> **Task description**
Of the lines listed below, how many contain the string "cals"? Answer with the number alone.

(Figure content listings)
========================================
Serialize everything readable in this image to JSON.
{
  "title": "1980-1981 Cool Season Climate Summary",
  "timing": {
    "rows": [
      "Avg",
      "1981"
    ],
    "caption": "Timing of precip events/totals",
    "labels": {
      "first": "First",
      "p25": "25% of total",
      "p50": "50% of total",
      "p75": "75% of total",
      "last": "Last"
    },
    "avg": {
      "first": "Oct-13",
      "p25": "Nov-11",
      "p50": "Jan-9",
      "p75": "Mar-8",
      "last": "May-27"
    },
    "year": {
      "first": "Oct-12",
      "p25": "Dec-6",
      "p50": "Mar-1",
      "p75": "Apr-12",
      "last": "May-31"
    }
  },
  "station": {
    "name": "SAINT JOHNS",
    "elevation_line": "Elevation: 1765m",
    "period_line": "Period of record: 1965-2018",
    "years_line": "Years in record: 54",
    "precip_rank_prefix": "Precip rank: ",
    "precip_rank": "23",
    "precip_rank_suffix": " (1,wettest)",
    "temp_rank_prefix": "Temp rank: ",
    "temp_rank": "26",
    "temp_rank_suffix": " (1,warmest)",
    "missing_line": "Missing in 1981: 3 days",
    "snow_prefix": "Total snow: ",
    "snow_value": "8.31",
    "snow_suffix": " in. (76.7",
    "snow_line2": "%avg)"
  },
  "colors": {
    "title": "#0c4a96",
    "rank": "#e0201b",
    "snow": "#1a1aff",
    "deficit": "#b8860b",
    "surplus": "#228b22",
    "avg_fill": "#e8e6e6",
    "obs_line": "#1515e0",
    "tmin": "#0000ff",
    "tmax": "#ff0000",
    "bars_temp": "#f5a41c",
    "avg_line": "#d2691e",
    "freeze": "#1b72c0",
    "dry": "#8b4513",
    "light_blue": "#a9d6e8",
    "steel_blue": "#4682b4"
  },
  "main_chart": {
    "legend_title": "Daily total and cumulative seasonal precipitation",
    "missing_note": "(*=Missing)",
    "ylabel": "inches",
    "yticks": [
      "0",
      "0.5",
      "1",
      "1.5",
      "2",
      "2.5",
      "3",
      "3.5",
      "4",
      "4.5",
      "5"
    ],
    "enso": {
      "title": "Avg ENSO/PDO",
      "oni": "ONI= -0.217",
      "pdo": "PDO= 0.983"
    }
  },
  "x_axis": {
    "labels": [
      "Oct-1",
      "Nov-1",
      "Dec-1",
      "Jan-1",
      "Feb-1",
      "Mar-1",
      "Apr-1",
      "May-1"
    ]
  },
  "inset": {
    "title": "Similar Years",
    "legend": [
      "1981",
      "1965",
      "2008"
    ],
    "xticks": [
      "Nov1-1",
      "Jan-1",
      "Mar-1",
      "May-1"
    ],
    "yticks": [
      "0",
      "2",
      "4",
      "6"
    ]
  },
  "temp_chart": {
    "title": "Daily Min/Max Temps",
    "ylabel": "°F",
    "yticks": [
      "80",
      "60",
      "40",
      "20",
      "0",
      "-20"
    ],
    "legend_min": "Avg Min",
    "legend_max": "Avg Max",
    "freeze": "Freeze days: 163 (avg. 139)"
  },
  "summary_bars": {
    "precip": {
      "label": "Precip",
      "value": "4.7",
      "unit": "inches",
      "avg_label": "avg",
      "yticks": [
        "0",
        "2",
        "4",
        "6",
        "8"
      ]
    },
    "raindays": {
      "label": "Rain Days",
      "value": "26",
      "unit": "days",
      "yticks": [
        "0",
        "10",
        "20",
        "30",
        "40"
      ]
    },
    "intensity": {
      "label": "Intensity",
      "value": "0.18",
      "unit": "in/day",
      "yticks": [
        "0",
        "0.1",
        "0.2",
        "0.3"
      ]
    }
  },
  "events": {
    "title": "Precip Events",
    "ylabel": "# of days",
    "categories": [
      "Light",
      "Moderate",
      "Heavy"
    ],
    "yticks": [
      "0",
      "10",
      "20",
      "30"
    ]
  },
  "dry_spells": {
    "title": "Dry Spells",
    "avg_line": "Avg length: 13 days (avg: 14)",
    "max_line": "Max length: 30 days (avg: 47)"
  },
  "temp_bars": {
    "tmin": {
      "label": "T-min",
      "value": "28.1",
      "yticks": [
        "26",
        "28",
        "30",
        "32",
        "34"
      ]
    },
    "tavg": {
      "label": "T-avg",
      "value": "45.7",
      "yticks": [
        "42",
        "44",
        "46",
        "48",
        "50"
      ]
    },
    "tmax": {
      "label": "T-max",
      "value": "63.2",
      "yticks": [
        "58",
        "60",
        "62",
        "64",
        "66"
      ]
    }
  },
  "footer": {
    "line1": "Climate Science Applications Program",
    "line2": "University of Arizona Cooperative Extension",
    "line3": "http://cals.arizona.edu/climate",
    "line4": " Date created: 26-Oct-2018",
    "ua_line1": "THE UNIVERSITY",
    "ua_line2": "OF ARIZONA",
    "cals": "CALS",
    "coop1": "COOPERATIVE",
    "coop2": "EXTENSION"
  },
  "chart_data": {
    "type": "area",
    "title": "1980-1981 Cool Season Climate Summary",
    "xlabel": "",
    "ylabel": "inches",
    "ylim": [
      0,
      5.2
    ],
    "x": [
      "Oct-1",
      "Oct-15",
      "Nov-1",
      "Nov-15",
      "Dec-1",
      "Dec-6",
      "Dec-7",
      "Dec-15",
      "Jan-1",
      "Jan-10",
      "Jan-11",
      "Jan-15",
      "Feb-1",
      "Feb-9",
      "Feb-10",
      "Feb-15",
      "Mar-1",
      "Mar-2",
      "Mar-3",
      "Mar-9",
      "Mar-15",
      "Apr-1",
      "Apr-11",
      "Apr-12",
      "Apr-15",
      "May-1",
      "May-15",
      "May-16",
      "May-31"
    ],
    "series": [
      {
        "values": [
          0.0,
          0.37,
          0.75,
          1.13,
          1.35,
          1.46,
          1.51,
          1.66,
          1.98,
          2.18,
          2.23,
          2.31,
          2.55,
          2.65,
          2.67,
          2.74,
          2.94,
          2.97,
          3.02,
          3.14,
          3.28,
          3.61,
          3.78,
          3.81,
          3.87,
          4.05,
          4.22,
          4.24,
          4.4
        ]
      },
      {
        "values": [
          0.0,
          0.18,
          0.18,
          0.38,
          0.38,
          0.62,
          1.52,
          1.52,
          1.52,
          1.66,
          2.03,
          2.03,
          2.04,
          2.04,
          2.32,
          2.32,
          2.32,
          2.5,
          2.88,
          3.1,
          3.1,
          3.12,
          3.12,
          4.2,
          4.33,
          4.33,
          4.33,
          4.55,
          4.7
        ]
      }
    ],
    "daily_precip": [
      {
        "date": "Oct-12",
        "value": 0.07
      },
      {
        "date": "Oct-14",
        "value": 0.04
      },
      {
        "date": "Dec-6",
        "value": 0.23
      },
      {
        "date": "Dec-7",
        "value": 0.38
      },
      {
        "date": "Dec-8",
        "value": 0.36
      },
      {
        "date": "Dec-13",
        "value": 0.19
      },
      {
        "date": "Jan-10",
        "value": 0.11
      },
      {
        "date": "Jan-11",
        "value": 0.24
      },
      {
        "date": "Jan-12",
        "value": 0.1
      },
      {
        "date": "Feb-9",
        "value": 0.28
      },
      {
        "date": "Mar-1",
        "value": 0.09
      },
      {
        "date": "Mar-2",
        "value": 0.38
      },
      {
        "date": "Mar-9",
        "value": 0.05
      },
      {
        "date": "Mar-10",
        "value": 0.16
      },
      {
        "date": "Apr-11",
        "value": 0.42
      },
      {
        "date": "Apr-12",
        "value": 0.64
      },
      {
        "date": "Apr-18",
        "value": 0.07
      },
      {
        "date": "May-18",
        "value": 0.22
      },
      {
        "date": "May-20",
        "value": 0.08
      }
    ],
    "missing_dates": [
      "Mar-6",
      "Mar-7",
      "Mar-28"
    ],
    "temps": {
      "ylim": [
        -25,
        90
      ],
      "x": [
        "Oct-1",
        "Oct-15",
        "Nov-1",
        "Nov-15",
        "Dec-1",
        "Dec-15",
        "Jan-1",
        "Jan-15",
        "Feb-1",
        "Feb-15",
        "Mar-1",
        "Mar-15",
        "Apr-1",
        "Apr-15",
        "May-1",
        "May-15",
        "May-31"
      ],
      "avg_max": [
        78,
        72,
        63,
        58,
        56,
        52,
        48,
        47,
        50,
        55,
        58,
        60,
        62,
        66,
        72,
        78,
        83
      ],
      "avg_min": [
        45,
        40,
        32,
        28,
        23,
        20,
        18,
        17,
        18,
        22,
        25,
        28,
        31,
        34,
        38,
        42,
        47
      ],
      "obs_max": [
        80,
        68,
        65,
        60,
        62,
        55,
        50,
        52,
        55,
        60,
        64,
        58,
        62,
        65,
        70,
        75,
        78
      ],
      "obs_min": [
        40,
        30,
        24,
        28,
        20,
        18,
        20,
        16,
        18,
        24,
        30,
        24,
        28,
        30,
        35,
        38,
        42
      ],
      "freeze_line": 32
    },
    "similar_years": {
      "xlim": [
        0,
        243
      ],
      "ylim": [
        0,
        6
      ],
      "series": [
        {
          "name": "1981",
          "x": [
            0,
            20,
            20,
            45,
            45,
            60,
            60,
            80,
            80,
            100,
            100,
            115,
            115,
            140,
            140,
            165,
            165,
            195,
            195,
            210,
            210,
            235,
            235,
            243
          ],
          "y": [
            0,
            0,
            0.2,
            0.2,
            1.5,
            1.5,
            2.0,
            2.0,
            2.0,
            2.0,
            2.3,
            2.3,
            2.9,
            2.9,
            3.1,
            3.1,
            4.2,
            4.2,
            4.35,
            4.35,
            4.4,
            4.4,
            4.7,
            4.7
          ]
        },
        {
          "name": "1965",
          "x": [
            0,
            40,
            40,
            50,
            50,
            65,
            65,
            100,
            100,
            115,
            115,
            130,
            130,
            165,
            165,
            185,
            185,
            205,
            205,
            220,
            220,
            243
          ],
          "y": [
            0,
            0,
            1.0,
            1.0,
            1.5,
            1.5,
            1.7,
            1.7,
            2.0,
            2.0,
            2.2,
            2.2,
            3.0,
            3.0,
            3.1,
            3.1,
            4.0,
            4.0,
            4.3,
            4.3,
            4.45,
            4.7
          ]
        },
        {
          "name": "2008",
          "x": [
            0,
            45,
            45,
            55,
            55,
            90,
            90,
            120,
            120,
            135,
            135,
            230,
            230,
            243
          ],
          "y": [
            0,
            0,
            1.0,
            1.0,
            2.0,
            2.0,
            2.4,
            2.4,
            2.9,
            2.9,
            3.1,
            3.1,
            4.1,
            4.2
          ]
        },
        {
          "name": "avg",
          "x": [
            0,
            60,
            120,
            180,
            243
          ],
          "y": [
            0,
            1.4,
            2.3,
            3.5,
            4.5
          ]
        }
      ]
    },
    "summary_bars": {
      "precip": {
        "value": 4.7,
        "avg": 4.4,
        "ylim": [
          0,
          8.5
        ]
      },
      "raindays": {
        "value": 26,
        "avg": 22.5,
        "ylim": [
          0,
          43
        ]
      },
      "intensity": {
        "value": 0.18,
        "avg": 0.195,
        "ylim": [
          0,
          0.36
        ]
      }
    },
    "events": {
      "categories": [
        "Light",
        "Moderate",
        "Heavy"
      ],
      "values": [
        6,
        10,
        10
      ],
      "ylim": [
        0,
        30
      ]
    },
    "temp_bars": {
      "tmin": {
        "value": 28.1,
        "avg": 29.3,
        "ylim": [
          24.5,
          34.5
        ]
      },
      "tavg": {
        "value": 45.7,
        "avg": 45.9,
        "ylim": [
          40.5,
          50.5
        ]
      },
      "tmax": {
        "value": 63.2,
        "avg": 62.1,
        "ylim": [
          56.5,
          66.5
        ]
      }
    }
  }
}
========================================
> **Output of the exercise**
2